[Dataset entries on figures]
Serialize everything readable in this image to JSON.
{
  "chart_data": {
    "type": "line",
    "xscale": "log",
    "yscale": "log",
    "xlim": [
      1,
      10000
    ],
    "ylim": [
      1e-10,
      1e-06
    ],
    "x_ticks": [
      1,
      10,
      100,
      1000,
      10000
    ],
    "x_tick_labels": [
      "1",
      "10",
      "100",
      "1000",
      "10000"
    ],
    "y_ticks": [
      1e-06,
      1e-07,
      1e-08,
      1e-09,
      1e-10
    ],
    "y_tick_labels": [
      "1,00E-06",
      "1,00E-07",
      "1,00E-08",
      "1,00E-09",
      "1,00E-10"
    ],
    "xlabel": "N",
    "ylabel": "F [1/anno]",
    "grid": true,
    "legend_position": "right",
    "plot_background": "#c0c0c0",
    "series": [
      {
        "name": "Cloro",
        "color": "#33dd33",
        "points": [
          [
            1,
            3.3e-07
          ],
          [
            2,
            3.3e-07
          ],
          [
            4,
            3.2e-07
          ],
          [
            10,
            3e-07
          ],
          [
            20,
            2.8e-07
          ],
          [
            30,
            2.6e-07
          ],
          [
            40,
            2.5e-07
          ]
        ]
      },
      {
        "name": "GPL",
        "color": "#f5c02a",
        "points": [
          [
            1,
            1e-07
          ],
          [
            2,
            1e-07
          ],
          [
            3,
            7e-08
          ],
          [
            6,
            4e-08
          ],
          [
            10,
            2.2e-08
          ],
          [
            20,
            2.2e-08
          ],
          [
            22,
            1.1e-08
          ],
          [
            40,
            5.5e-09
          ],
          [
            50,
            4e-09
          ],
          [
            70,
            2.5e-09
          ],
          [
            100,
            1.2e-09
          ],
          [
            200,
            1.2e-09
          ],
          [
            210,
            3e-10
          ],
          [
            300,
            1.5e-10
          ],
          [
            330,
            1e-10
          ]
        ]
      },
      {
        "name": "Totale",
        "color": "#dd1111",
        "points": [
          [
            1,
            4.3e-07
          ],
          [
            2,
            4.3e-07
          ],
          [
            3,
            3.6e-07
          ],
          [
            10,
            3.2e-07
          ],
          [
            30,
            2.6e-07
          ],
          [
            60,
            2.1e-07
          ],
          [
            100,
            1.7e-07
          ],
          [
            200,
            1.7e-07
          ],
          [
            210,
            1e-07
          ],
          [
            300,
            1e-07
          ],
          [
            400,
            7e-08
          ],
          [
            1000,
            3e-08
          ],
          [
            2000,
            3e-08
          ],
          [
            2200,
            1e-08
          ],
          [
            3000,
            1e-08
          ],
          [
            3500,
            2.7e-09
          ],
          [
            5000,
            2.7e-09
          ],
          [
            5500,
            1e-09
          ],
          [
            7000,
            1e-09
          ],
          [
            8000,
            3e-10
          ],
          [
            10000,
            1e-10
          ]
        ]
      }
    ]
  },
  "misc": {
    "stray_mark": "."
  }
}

**Task goal**.
Once more, set down the full listing, verbatim.

**Exercise answer**.
Serialize everything readable in this image to JSON.
{
  "chart_data": {
    "type": "line",
    "xscale": "log",
    "yscale": "log",
    "xlim": [
      1,
      10000
    ],
    "ylim": [
      1e-10,
      1e-06
    ],
    "x_ticks": [
      1,
      10,
      100,
      1000,
      10000
    ],
    "x_tick_labels": [
      "1",
      "10",
      "100",
      "1000",
      "10000"
    ],
    "y_ticks": [
      1e-06,
      1e-07,
      1e-08,
      1e-09,
      1e-10
    ],
    "y_tick_labels": [
      "1,00E-06",
      "1,00E-07",
      "1,00E-08",
      "1,00E-09",
      "1,00E-10"
    ],
    "xlabel": "N",
    "ylabel": "F [1/anno]",
    "grid": true,
    "legend_position": "right",
    "plot_background": "#c0c0c0",
    "series": [
      {
        "name": "Cloro",
        "color": "#33dd33",
        "points": [
          [
            1,
            3.3e-07
          ],
          [
            2,
            3.3e-07
          ],
          [
            4,
            3.2e-07
          ],
          [
            10,
            3e-07
          ],
          [
            20,
            2.8e-07
          ],
          [
            30,
            2.6e-07
          ],
          [
            40,
            2.5e-07
          ]
        ]
      },
      {
        "name": "GPL",
        "color": "#f5c02a",
        "points": [
          [
            1,
            1e-07
          ],
          [
            2,
            1e-07
          ],
          [
            3,
            7e-08
          ],
          [
            6,
            4e-08
          ],
          [
            10,
            2.2e-08
          ],
          [
            20,
            2.2e-08
          ],
          [
            22,
            1.1e-08
          ],
          [
            40,
            5.5e-09
          ],
          [
            50,
            4e-09
          ],
          [
            70,
            2.5e-09
          ],
          [
            100,
            1.2e-09
          ],
          [
            200,
            1.2e-09
          ],
          [
            210,
            3e-10
          ],
          [
            300,
            1.5e-10
          ],
          [
            330,
            1e-10
          ]
        ]
      },
      {
        "name": "Totale",
        "color": "#dd1111",
        "points": [
          [
            1,
            4.3e-07
          ],
          [
            2,
            4.3e-07
          ],
          [
            3,
            3.6e-07
          ],
          [
            10,
            3.2e-07
          ],
          [
            30,
            2.6e-07
          ],
          [
            60,
            2.1e-07
          ],
          [
            100,
            1.7e-07
          ],
          [
            200,
            1.7e-07
          ],
          [
            210,
            1e-07
          ],
          [
            300,
            1e-07
          ],
          [
            400,
            7e-08
          ],
          [
            1000,
            3e-08
          ],
          [
            2000,
            3e-08
          ],
          [
            2200,
            1e-08
          ],
          [
            3000,
            1e-08
          ],
          [
            3500,
            2.7e-09
          ],
          [
            5000,
            2.7e-09
          ],
          [
            5500,
            1e-09
          ],
          [
            7000,
            1e-09
          ],
          [
            8000,
            3e-10
          ],
          [
            10000,
            1e-10
          ]
        ]
      }
    ]
  },
  "misc": {
    "stray_mark": "."
  }
}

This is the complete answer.